Exercise requirements: Restate the records that follow word for word; no pictures should appear.

[Data excerpts]
━━━━━━━━━━
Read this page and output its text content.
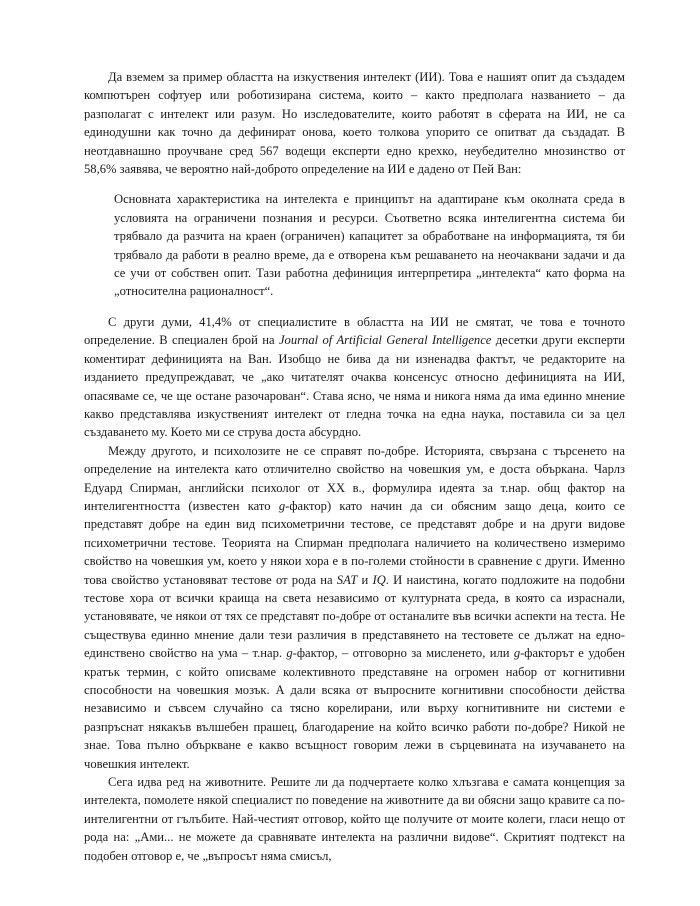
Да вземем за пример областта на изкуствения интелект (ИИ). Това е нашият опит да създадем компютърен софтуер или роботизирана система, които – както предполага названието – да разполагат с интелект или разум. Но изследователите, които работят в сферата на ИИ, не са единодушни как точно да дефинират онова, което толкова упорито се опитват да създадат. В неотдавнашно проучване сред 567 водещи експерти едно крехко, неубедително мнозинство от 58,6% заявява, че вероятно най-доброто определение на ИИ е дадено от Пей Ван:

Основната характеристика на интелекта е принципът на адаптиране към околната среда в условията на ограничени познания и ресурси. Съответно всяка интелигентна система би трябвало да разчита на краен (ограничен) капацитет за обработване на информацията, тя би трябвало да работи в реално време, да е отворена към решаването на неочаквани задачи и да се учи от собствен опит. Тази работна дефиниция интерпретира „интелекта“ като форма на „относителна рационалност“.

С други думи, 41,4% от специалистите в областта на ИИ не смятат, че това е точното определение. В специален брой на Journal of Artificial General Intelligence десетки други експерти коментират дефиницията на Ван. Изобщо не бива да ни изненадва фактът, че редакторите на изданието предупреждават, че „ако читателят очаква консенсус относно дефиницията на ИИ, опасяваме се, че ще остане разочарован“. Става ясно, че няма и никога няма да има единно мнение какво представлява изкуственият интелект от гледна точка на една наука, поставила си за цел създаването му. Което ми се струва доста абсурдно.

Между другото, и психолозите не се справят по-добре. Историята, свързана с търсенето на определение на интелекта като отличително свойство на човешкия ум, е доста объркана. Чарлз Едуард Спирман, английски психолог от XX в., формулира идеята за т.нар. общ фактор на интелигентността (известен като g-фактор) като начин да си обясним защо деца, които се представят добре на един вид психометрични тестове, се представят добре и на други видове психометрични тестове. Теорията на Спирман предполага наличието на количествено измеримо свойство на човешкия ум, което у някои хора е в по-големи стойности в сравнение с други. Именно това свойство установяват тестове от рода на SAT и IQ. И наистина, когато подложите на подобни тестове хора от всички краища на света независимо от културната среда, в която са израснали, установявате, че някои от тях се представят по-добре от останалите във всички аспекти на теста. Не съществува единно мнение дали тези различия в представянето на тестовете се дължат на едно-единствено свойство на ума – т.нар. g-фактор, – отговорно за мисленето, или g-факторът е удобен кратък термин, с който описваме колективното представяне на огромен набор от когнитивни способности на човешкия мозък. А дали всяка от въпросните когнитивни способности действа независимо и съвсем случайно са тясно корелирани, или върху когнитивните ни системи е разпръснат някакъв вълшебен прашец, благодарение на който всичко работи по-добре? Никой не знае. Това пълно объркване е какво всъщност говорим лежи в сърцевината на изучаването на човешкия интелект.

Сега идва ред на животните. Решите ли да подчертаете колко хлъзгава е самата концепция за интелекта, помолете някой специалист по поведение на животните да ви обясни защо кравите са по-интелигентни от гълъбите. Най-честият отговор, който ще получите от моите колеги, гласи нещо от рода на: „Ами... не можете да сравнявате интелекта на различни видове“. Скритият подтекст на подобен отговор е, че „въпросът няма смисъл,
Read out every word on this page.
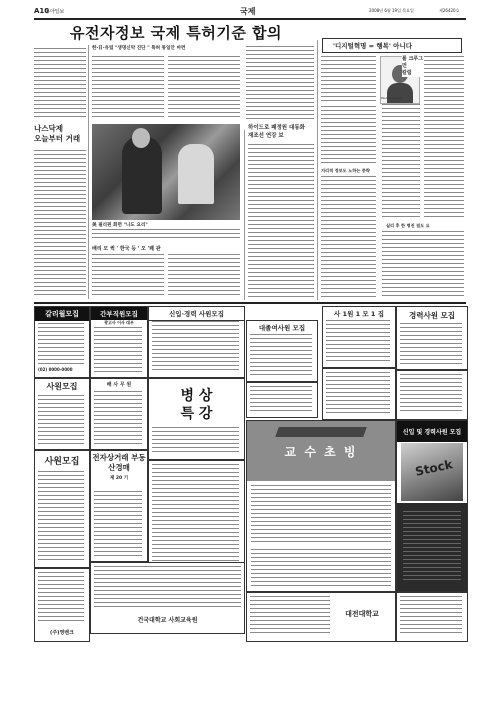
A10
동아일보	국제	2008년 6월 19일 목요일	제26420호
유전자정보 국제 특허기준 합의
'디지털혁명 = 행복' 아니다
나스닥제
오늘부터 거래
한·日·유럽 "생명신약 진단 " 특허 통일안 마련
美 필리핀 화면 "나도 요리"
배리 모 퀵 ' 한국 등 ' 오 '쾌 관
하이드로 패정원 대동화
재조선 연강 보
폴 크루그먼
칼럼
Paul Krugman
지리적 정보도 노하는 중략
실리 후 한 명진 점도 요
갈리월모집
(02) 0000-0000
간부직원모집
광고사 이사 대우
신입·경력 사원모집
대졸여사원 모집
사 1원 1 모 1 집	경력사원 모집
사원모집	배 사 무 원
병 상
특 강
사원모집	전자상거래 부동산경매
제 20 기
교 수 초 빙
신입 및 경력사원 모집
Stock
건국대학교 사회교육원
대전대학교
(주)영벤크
━━━━━━━━━━
Problem solution:
Read this page and output its text content.
Да вземем за пример областта на изкуствения интелект (ИИ). Това е нашият опит да създадем компютърен софтуер или роботизирана система, които – както предполага названието – да разполагат с интелект или разум. Но изследователите, които работят в сферата на ИИ, не са единодушни как точно да дефинират онова, което толкова упорито се опитват да създадат. В неотдавнашно проучване сред 567 водещи експерти едно крехко, неубедително мнозинство от 58,6% заявява, че вероятно най-доброто определение на ИИ е дадено от Пей Ван:

Основната характеристика на интелекта е принципът на адаптиране към околната среда в условията на ограничени познания и ресурси. Съответно всяка интелигентна система би трябвало да разчита на краен (ограничен) капацитет за обработване на информацията, тя би трябвало да работи в реално време, да е отворена към решаването на неочаквани задачи и да се учи от собствен опит. Тази работна дефиниция интерпретира „интелекта“ като форма на „относителна рационалност“.

С други думи, 41,4% от специалистите в областта на ИИ не смятат, че това е точното определение. В специален брой на Journal of Artificial General Intelligence десетки други експерти коментират дефиницията на Ван. Изобщо не бива да ни изненадва фактът, че редакторите на изданието предупреждават, че „ако читателят очаква консенсус относно дефиницията на ИИ, опасяваме се, че ще остане разочарован“. Става ясно, че няма и никога няма да има единно мнение какво представлява изкуственият интелект от гледна точка на една наука, поставила си за цел създаването му. Което ми се струва доста абсурдно.

Между другото, и психолозите не се справят по-добре. Историята, свързана с търсенето на определение на интелекта като отличително свойство на човешкия ум, е доста объркана. Чарлз Едуард Спирман, английски психолог от XX в., формулира идеята за т.нар. общ фактор на интелигентността (известен като g-фактор) като начин да си обясним защо деца, които се представят добре на един вид психометрични тестове, се представят добре и на други видове психометрични тестове. Теорията на Спирман предполага наличието на количествено измеримо свойство на човешкия ум, което у някои хора е в по-големи стойности в сравнение с други. Именно това свойство установяват тестове от рода на SAT и IQ. И наистина, когато подложите на подобни тестове хора от всички краища на света независимо от културната среда, в която са израснали, установявате, че някои от тях се представят по-добре от останалите във всички аспекти на теста. Не съществува единно мнение дали тези различия в представянето на тестовете се дължат на едно-единствено свойство на ума – т.нар. g-фактор, – отговорно за мисленето, или g-факторът е удобен кратък термин, с който описваме колективното представяне на огромен набор от когнитивни способности на човешкия мозък. А дали всяка от въпросните когнитивни способности действа независимо и съвсем случайно са тясно корелирани, или върху когнитивните ни системи е разпръснат някакъв вълшебен прашец, благодарение на който всичко работи по-добре? Никой не знае. Това пълно объркване е какво всъщност говорим лежи в сърцевината на изучаването на човешкия интелект.

Сега идва ред на животните. Решите ли да подчертаете колко хлъзгава е самата концепция за интелекта, помолете някой специалист по поведение на животните да ви обясни защо кравите са по-интелигентни от гълъбите. Най-честият отговор, който ще получите от моите колеги, гласи нещо от рода на: „Ами... не можете да сравнявате интелекта на различни видове“. Скритият подтекст на подобен отговор е, че „въпросът няма смисъл,
Read out every word on this page.
A10
동아일보	국제	2008년 6월 19일 목요일	제26420호
유전자정보 국제 특허기준 합의
'디지털혁명 = 행복' 아니다
나스닥제
오늘부터 거래
한·日·유럽 "생명신약 진단 " 특허 통일안 마련
美 필리핀 화면 "나도 요리"
배리 모 퀵 ' 한국 등 ' 오 '쾌 관
하이드로 패정원 대동화
재조선 연강 보
폴 크루그먼
칼럼
Paul Krugman
지리적 정보도 노하는 중략
실리 후 한 명진 점도 요
갈리월모집
(02) 0000-0000
간부직원모집
광고사 이사 대우
신입·경력 사원모집
대졸여사원 모집
사 1원 1 모 1 집	경력사원 모집
사원모집	배 사 무 원
병 상
특 강
사원모집	전자상거래 부동산경매
제 20 기
교 수 초 빙
신입 및 경력사원 모집
Stock
건국대학교 사회교육원
대전대학교
(주)영벤크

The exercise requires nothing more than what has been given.